- **Listado mostrado**:
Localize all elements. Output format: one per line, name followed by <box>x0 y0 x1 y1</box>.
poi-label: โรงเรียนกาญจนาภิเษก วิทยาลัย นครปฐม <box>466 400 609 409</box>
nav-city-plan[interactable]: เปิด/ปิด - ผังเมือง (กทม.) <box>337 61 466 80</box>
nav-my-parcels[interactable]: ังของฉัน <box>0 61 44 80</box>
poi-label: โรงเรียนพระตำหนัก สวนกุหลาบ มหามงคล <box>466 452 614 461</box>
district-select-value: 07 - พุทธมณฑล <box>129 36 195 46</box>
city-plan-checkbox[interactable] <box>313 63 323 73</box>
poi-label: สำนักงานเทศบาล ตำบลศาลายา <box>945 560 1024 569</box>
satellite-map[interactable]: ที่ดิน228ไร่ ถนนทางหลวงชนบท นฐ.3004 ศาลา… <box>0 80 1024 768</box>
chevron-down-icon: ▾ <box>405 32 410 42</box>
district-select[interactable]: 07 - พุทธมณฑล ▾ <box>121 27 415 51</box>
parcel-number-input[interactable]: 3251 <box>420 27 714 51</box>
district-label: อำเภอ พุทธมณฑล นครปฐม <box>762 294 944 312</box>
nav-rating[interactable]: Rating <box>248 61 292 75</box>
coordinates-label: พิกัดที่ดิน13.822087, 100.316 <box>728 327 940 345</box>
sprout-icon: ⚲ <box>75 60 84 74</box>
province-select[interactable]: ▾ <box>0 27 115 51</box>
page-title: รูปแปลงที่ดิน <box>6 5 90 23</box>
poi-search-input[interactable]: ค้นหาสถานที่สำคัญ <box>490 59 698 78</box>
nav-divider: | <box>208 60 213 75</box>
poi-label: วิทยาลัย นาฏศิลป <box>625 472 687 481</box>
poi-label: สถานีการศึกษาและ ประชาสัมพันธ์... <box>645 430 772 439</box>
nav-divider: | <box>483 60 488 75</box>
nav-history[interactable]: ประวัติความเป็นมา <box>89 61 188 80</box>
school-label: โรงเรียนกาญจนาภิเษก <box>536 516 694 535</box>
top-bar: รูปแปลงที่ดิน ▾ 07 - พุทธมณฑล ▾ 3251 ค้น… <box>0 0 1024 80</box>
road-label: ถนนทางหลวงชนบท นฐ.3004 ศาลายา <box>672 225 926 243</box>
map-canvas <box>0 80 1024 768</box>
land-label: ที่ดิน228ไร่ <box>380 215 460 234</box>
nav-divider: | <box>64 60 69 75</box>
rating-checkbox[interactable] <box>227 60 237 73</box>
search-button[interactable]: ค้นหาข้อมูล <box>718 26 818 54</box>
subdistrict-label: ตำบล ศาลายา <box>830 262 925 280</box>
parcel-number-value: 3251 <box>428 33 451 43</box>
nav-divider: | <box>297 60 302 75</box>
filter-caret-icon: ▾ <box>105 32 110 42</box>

- **Ejercicio**: Vuelve a escribir sin ningún cambio todo el listado, desde su comienzo hasta la línea que contiene "nav-rating[interactable]: Rating <box>248", ambas incluidas.

- **Solución**:
Localize all elements. Output format: one per line, name followed by <box>x0 y0 x1 y1</box>.
poi-label: โรงเรียนกาญจนาภิเษก วิทยาลัย นครปฐม <box>466 400 609 409</box>
nav-city-plan[interactable]: เปิด/ปิด - ผังเมือง (กทม.) <box>337 61 466 80</box>
nav-my-parcels[interactable]: ังของฉัน <box>0 61 44 80</box>
poi-label: โรงเรียนพระตำหนัก สวนกุหลาบ มหามงคล <box>466 452 614 461</box>
district-select-value: 07 - พุทธมณฑล <box>129 36 195 46</box>
city-plan-checkbox[interactable] <box>313 63 323 73</box>
poi-label: สำนักงานเทศบาล ตำบลศาลายา <box>945 560 1024 569</box>
satellite-map[interactable]: ที่ดิน228ไร่ ถนนทางหลวงชนบท นฐ.3004 ศาลา… <box>0 80 1024 768</box>
chevron-down-icon: ▾ <box>405 32 410 42</box>
district-select[interactable]: 07 - พุทธมณฑล ▾ <box>121 27 415 51</box>
parcel-number-input[interactable]: 3251 <box>420 27 714 51</box>
district-label: อำเภอ พุทธมณฑล นครปฐม <box>762 294 944 312</box>
nav-rating[interactable]: Rating <box>248 61 292 75</box>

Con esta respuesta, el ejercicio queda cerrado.